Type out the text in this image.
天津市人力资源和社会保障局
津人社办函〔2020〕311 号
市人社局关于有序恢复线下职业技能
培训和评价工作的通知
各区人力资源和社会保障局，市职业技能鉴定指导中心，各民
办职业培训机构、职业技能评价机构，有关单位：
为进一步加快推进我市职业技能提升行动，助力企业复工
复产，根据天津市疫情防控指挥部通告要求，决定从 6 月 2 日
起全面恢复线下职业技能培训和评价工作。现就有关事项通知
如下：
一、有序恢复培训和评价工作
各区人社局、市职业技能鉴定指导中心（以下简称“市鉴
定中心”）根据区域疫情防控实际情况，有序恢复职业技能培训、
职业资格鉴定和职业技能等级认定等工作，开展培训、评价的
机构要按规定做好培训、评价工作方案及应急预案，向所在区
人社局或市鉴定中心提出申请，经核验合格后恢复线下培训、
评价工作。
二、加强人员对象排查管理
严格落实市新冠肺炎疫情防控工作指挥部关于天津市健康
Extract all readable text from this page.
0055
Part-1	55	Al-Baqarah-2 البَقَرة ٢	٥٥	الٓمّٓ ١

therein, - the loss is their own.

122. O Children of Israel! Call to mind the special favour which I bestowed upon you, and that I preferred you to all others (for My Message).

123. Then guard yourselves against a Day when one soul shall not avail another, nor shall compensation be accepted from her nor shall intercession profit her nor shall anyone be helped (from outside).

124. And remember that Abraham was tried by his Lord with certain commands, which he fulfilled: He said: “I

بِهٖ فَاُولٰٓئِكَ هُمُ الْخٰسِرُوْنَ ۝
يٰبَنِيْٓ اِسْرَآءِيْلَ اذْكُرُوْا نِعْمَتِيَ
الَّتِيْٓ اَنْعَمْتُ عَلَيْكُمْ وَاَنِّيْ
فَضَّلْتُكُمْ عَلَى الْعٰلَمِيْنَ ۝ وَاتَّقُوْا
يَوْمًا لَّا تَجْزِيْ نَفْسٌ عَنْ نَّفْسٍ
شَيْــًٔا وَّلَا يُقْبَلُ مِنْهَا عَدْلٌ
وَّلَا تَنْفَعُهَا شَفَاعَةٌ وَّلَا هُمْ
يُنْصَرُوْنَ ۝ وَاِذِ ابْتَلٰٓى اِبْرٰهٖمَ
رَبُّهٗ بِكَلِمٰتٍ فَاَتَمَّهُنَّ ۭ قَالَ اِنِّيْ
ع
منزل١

##########

* **Task requirements**:
Copy all lines of the material above where the string "this" occurs.

* **Answer to the task**:
Type out the text in this image.
Extract all readable text from this page.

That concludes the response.